▶ Exercise goal: Extract every line that contains the string "Find".

:: Input rows

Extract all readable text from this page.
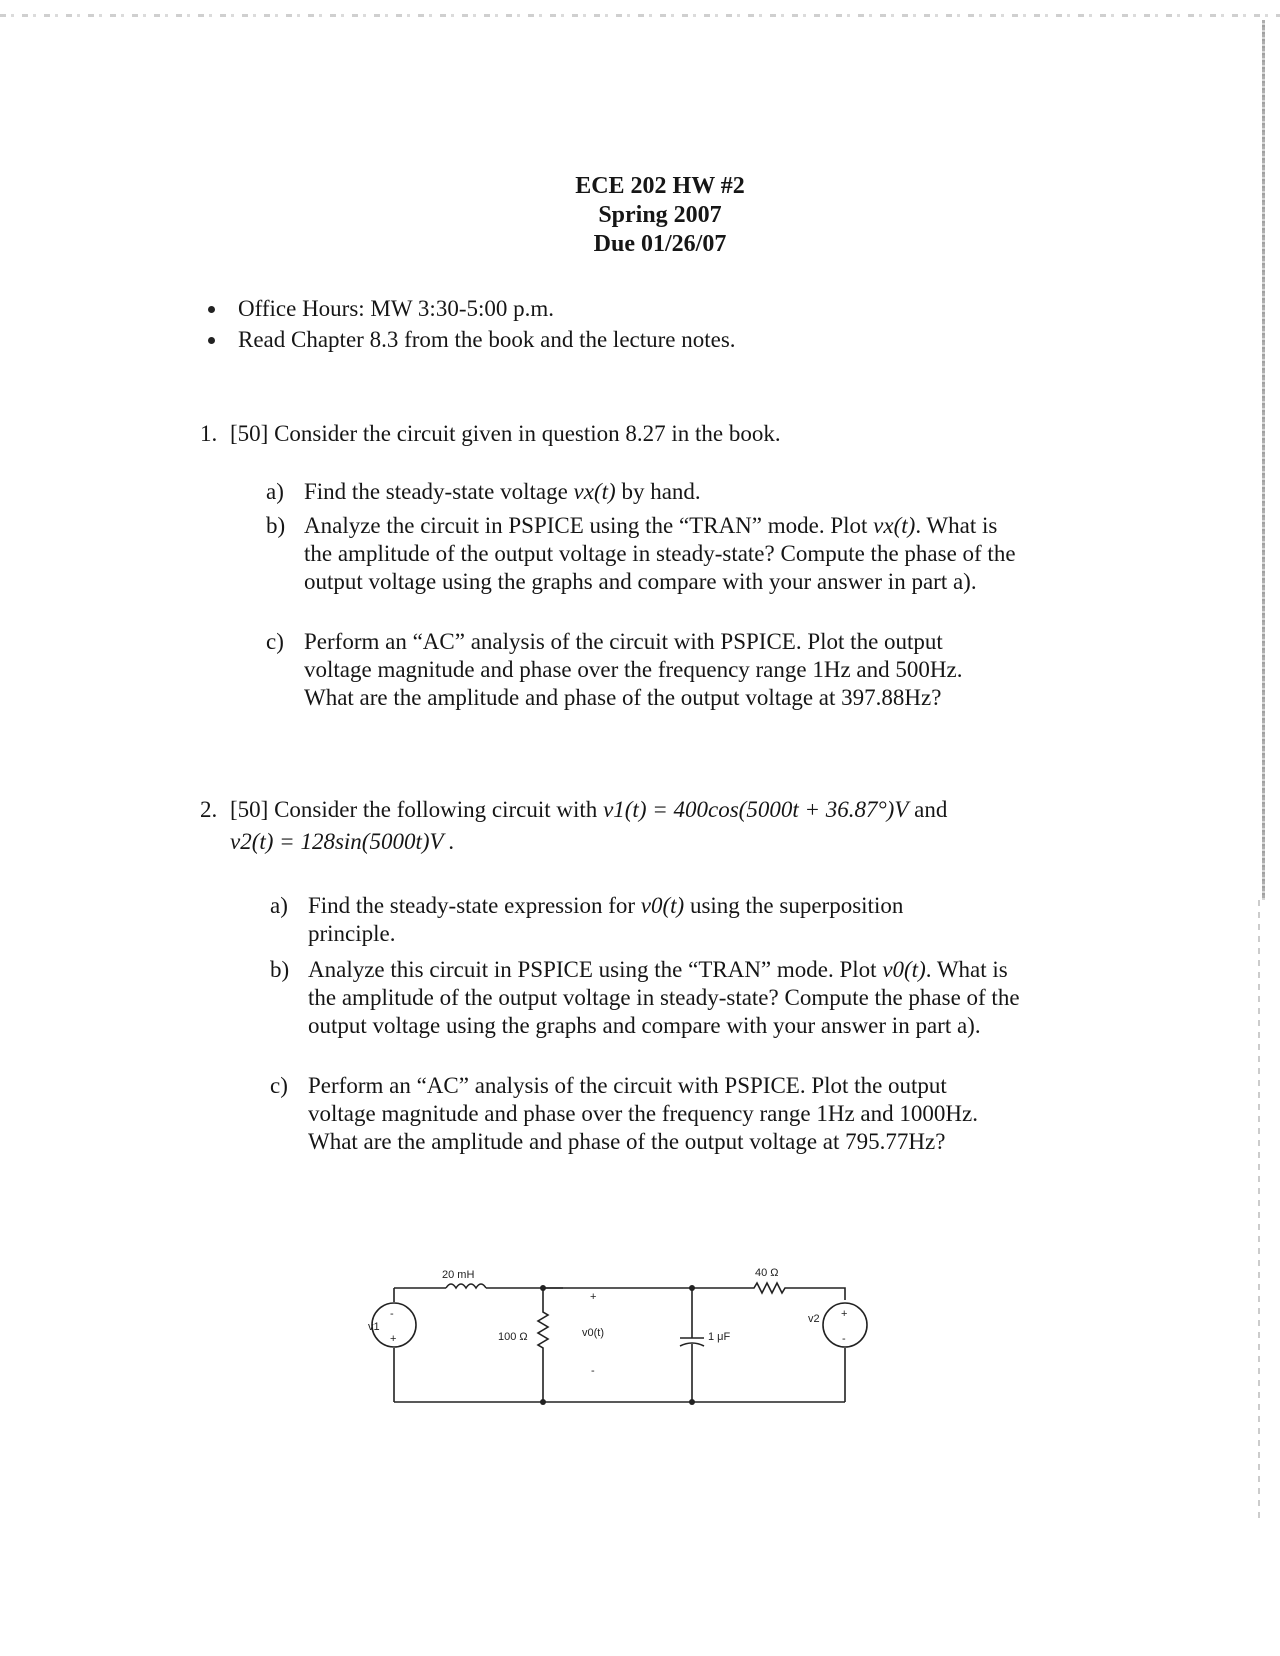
ECE 202 HW #2
Spring 2007
Due 01/26/07
Office Hours: MW 3:30-5:00 p.m.
Read Chapter 8.3 from the book and the lecture notes.
1. [50] Consider the circuit given in question 8.27 in the book.
a) Find the steady-state voltage vx(t) by hand.
b) Analyze the circuit in PSPICE using the “TRAN” mode. Plot vx(t). What is the amplitude of the output voltage in steady-state? Compute the phase of the output voltage using the graphs and compare with your answer in part a).
c) Perform an “AC” analysis of the circuit with PSPICE. Plot the output voltage magnitude and phase over the frequency range 1Hz and 500Hz. What are the amplitude and phase of the output voltage at 397.88Hz?
2. [50] Consider the following circuit with v1(t) = 400cos(5000t + 36.87°)V and
v2(t) = 128sin(5000t)V .
a) Find the steady-state expression for v0(t) using the superposition principle.
b) Analyze this circuit in PSPICE using the “TRAN” mode. Plot v0(t). What is the amplitude of the output voltage in steady-state? Compute the phase of the output voltage using the graphs and compare with your answer in part a).
c) Perform an “AC” analysis of the circuit with PSPICE. Plot the output voltage magnitude and phase over the frequency range 1Hz and 1000Hz. What are the amplitude and phase of the output voltage at 795.77Hz?
20 mH
100 Ω
40 Ω
1 μF
v1
v2
v0(t)
+
-
-
+
+
-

::::

▶ Correct output:
a) Find the steady-state voltage vx(t) by hand.
a) Find the steady-state expression for v0(t) using the superposition principle.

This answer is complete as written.